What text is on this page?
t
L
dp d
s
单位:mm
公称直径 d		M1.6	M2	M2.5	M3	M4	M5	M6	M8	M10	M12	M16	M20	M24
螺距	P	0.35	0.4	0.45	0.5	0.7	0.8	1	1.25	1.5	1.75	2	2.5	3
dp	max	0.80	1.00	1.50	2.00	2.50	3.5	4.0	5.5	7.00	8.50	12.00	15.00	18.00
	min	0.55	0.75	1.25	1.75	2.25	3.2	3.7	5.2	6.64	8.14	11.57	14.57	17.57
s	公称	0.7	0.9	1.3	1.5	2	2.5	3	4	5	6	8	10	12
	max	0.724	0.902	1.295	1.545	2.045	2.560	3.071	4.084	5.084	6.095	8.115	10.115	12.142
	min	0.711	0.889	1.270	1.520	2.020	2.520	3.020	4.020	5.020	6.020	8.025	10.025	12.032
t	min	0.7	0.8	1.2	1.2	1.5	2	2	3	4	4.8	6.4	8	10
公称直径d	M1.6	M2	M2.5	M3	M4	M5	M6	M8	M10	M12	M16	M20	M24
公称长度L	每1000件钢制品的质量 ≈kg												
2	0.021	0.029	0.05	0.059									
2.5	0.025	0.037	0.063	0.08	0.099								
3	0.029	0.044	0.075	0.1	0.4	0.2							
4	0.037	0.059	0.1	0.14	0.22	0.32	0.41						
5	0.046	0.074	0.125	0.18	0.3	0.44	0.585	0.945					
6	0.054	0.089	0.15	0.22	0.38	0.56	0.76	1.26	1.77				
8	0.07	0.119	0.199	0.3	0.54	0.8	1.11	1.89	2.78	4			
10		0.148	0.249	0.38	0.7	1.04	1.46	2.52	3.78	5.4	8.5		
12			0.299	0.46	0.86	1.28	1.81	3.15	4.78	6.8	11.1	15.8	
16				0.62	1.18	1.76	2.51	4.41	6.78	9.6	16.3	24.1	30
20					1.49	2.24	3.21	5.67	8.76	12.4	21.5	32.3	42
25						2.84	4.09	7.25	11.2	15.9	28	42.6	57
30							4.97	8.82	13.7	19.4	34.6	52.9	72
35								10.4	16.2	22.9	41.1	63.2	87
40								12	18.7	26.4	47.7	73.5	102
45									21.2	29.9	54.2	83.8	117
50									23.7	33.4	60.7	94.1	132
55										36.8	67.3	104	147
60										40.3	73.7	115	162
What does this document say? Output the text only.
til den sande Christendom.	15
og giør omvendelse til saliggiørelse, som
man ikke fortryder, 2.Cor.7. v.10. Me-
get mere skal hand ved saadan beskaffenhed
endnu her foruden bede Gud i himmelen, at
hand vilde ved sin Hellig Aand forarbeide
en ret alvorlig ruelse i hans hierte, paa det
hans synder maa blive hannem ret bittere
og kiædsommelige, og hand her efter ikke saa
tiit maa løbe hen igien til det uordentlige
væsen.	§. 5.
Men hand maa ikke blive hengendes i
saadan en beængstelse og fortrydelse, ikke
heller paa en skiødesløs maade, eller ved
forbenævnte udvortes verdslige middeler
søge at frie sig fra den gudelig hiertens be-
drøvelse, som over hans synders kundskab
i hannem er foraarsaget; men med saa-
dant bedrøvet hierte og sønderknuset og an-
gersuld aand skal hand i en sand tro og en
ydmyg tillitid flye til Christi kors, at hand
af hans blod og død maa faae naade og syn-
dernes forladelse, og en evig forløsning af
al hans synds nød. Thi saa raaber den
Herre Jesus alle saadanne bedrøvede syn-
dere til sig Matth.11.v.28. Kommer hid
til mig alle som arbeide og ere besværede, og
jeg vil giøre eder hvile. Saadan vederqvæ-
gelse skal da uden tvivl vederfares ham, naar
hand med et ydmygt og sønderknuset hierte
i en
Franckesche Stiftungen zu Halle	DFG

------------------------------------------------------------

Written problem: Return every line from the records above that holds the word "blive".

Written solution:
hans synder maa blive hannem ret bittere
Men hand maa ikke blive hengendes i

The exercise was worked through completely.